[Items from an interface collection]
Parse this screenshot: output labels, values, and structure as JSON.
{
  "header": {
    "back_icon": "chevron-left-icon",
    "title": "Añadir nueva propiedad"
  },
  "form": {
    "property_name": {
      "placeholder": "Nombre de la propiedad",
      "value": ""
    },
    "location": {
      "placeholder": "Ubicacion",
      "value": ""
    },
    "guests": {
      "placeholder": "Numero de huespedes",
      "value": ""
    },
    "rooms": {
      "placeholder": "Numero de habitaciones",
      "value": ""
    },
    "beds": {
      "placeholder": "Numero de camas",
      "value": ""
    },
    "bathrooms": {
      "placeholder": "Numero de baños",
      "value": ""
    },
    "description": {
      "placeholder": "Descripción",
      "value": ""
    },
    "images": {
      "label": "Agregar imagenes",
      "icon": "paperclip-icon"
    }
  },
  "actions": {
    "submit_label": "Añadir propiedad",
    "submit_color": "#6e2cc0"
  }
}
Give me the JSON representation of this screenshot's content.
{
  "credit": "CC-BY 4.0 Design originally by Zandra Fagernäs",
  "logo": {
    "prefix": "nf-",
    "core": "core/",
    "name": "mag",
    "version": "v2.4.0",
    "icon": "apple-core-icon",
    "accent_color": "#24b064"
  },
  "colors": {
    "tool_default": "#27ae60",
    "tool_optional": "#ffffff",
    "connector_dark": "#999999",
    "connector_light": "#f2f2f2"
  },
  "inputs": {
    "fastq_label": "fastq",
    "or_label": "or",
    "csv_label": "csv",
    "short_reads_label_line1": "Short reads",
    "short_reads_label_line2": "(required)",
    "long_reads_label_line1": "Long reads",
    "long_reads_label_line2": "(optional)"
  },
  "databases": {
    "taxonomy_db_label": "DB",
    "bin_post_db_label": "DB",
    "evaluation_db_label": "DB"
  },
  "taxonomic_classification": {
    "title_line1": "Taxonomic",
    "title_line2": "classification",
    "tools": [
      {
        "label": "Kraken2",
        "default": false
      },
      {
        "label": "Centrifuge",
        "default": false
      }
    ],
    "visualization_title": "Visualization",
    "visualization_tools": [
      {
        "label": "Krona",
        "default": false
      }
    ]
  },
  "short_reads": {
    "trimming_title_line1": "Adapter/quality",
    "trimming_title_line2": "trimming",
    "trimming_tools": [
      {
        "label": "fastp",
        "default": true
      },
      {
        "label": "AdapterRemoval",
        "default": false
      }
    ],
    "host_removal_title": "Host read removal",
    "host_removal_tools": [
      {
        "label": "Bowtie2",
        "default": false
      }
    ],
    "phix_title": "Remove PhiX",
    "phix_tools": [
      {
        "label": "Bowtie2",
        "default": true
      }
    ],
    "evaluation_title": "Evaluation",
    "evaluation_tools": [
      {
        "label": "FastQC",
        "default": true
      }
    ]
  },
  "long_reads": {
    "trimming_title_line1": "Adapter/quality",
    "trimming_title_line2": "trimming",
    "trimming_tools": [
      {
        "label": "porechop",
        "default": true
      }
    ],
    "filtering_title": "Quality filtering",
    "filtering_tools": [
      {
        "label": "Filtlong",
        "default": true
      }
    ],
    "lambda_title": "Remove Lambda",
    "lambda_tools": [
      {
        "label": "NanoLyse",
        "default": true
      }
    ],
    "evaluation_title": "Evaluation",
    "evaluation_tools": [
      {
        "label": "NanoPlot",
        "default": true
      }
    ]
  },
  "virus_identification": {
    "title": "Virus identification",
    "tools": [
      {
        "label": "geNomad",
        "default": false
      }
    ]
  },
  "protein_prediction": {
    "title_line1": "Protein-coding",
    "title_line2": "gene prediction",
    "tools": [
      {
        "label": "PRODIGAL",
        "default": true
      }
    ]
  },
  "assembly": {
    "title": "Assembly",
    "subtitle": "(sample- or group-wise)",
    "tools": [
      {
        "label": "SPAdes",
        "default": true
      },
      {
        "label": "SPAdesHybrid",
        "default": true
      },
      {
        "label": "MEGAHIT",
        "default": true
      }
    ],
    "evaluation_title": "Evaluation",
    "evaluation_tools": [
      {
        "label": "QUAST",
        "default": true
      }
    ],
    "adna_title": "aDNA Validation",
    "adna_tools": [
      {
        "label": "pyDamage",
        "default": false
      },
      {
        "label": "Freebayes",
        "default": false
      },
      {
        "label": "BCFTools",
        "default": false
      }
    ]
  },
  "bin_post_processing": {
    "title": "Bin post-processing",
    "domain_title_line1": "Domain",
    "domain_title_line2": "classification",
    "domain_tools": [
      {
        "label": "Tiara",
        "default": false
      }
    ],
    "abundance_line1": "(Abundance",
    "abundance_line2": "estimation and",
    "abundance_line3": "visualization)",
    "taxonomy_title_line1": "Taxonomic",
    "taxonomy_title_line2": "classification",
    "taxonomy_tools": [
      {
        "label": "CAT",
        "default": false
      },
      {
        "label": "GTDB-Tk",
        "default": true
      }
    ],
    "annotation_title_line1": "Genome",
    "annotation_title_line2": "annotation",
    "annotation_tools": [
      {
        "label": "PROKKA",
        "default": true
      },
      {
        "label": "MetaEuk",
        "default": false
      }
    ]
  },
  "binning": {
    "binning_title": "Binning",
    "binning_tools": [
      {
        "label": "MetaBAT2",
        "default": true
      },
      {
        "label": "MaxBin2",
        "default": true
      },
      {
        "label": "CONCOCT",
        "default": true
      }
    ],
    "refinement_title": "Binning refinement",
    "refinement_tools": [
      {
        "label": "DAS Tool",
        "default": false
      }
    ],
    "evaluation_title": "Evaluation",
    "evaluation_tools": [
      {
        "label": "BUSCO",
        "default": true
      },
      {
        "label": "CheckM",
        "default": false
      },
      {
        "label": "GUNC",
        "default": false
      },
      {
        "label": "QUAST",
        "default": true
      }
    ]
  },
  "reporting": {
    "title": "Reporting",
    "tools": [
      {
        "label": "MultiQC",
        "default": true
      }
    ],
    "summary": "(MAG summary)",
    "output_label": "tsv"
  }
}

* YOUR GOAL *
Each entry above, in full, should be output exactly as it reads.

* OUTPUT OF THE TASK *
Parse this screenshot: output labels, values, and structure as JSON.
{
  "header": {
    "back_icon": "chevron-left-icon",
    "title": "Añadir nueva propiedad"
  },
  "form": {
    "property_name": {
      "placeholder": "Nombre de la propiedad",
      "value": ""
    },
    "location": {
      "placeholder": "Ubicacion",
      "value": ""
    },
    "guests": {
      "placeholder": "Numero de huespedes",
      "value": ""
    },
    "rooms": {
      "placeholder": "Numero de habitaciones",
      "value": ""
    },
    "beds": {
      "placeholder": "Numero de camas",
      "value": ""
    },
    "bathrooms": {
      "placeholder": "Numero de baños",
      "value": ""
    },
    "description": {
      "placeholder": "Descripción",
      "value": ""
    },
    "images": {
      "label": "Agregar imagenes",
      "icon": "paperclip-icon"
    }
  },
  "actions": {
    "submit_label": "Añadir propiedad",
    "submit_color": "#6e2cc0"
  }
}
Give me the JSON representation of this screenshot's content.
{
  "credit": "CC-BY 4.0 Design originally by Zandra Fagernäs",
  "logo": {
    "prefix": "nf-",
    "core": "core/",
    "name": "mag",
    "version": "v2.4.0",
    "icon": "apple-core-icon",
    "accent_color": "#24b064"
  },
  "colors": {
    "tool_default": "#27ae60",
    "tool_optional": "#ffffff",
    "connector_dark": "#999999",
    "connector_light": "#f2f2f2"
  },
  "inputs": {
    "fastq_label": "fastq",
    "or_label": "or",
    "csv_label": "csv",
    "short_reads_label_line1": "Short reads",
    "short_reads_label_line2": "(required)",
    "long_reads_label_line1": "Long reads",
    "long_reads_label_line2": "(optional)"
  },
  "databases": {
    "taxonomy_db_label": "DB",
    "bin_post_db_label": "DB",
    "evaluation_db_label": "DB"
  },
  "taxonomic_classification": {
    "title_line1": "Taxonomic",
    "title_line2": "classification",
    "tools": [
      {
        "label": "Kraken2",
        "default": false
      },
      {
        "label": "Centrifuge",
        "default": false
      }
    ],
    "visualization_title": "Visualization",
    "visualization_tools": [
      {
        "label": "Krona",
        "default": false
      }
    ]
  },
  "short_reads": {
    "trimming_title_line1": "Adapter/quality",
    "trimming_title_line2": "trimming",
    "trimming_tools": [
      {
        "label": "fastp",
        "default": true
      },
      {
        "label": "AdapterRemoval",
        "default": false
      }
    ],
    "host_removal_title": "Host read removal",
    "host_removal_tools": [
      {
        "label": "Bowtie2",
        "default": false
      }
    ],
    "phix_title": "Remove PhiX",
    "phix_tools": [
      {
        "label": "Bowtie2",
        "default": true
      }
    ],
    "evaluation_title": "Evaluation",
    "evaluation_tools": [
      {
        "label": "FastQC",
        "default": true
      }
    ]
  },
  "long_reads": {
    "trimming_title_line1": "Adapter/quality",
    "trimming_title_line2": "trimming",
    "trimming_tools": [
      {
        "label": "porechop",
        "default": true
      }
    ],
    "filtering_title": "Quality filtering",
    "filtering_tools": [
      {
        "label": "Filtlong",
        "default": true
      }
    ],
    "lambda_title": "Remove Lambda",
    "lambda_tools": [
      {
        "label": "NanoLyse",
        "default": true
      }
    ],
    "evaluation_title": "Evaluation",
    "evaluation_tools": [
      {
        "label": "NanoPlot",
        "default": true
      }
    ]
  },
  "virus_identification": {
    "title": "Virus identification",
    "tools": [
      {
        "label": "geNomad",
        "default": false
      }
    ]
  },
  "protein_prediction": {
    "title_line1": "Protein-coding",
    "title_line2": "gene prediction",
    "tools": [
      {
        "label": "PRODIGAL",
        "default": true
      }
    ]
  },
  "assembly": {
    "title": "Assembly",
    "subtitle": "(sample- or group-wise)",
    "tools": [
      {
        "label": "SPAdes",
        "default": true
      },
      {
        "label": "SPAdesHybrid",
        "default": true
      },
      {
        "label": "MEGAHIT",
        "default": true
      }
    ],
    "evaluation_title": "Evaluation",
    "evaluation_tools": [
      {
        "label": "QUAST",
        "default": true
      }
    ],
    "adna_title": "aDNA Validation",
    "adna_tools": [
      {
        "label": "pyDamage",
        "default": false
      },
      {
        "label": "Freebayes",
        "default": false
      },
      {
        "label": "BCFTools",
        "default": false
      }
    ]
  },
  "bin_post_processing": {
    "title": "Bin post-processing",
    "domain_title_line1": "Domain",
    "domain_title_line2": "classification",
    "domain_tools": [
      {
        "label": "Tiara",
        "default": false
      }
    ],
    "abundance_line1": "(Abundance",
    "abundance_line2": "estimation and",
    "abundance_line3": "visualization)",
    "taxonomy_title_line1": "Taxonomic",
    "taxonomy_title_line2": "classification",
    "taxonomy_tools": [
      {
        "label": "CAT",
        "default": false
      },
      {
        "label": "GTDB-Tk",
        "default": true
      }
    ],
    "annotation_title_line1": "Genome",
    "annotation_title_line2": "annotation",
    "annotation_tools": [
      {
        "label": "PROKKA",
        "default": true
      },
      {
        "label": "MetaEuk",
        "default": false
      }
    ]
  },
  "binning": {
    "binning_title": "Binning",
    "binning_tools": [
      {
        "label": "MetaBAT2",
        "default": true
      },
      {
        "label": "MaxBin2",
        "default": true
      },
      {
        "label": "CONCOCT",
        "default": true
      }
    ],
    "refinement_title": "Binning refinement",
    "refinement_tools": [
      {
        "label": "DAS Tool",
        "default": false
      }
    ],
    "evaluation_title": "Evaluation",
    "evaluation_tools": [
      {
        "label": "BUSCO",
        "default": true
      },
      {
        "label": "CheckM",
        "default": false
      },
      {
        "label": "GUNC",
        "default": false
      },
      {
        "label": "QUAST",
        "default": true
      }
    ]
  },
  "reporting": {
    "title": "Reporting",
    "tools": [
      {
        "label": "MultiQC",
        "default": true
      }
    ],
    "summary": "(MAG summary)",
    "output_label": "tsv"
  }
}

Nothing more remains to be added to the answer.